▶ **PROMPT**:
Reply with one number: the count of lines in the data that hold the string "безопасности".
##########
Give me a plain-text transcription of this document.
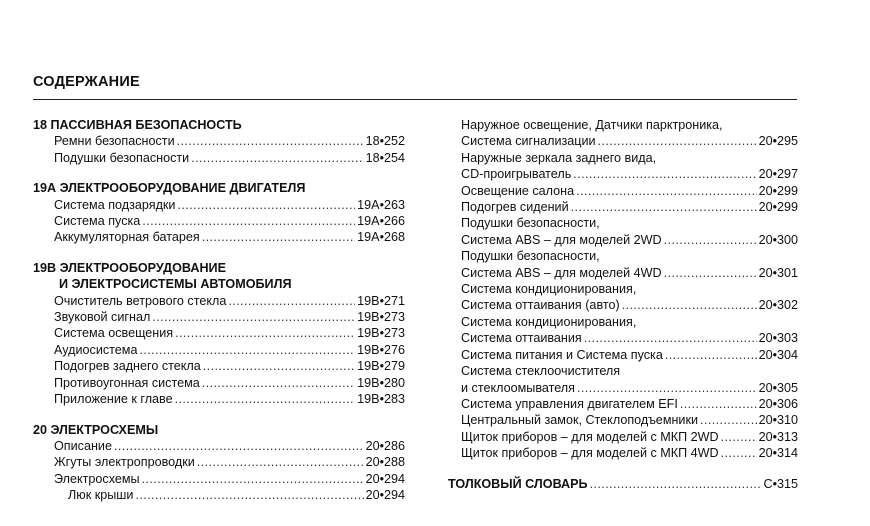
СОДЕРЖАНИЕ
18 ПАССИВНАЯ БЕЗОПАСНОСТЬ
Ремни безопасности .....	18•252
Подушки безопасности .....	18•254
19А ЭЛЕКТРООБОРУДОВАНИЕ ДВИГАТЕЛЯ
Система подзарядки .....	19А•263
Система пуска .....	19А•266
Аккумуляторная батарея .....	19А•268
19В ЭЛЕКТРООБОРУДОВАНИЕ
И ЭЛЕКТРОСИСТЕМЫ АВТОМОБИЛЯ
Очиститель ветрового стекла .....	19В•271
Звуковой сигнал .....	19В•273
Система освещения .....	19В•273
Аудиосистема .....	19В•276
Подогрев заднего стекла .....	19В•279
Противоугонная система .....	19В•280
Приложение к главе .....	19В•283
20 ЭЛЕКТРОСХЕМЫ
Описание .....	20•286
Жгуты электропроводки .....	20•288
Электросхемы .....	20•294
Люк крыши .....	20•294
Наружное освещение, Датчики парктроника,
Система сигнализации .....	20•295
Наружные зеркала заднего вида,
CD-проигрыватель .....	20•297
Освещение салона .....	20•299
Подогрев сидений .....	20•299
Подушки безопасности,
Система ABS – для моделей 2WD .....	20•300
Подушки безопасности,
Система ABS – для моделей 4WD .....	20•301
Система кондиционирования,
Система оттаивания (авто) .....	20•302
Система кондиционирования,
Система оттаивания .....	20•303
Система питания и Система пуска .....	20•304
Система стеклоочистителя
и стеклоомывателя .....	20•305
Система управления двигателем EFI .....	20•306
Центральный замок, Стеклоподъемники .....	20•310
Щиток приборов – для моделей с МКП 2WD .....	20•313
Щиток приборов – для моделей с МКП 4WD .....	20•314
ТОЛКОВЫЙ СЛОВАРЬ .....	С•315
##########
▶ **CORRECT OUTPUT**:
4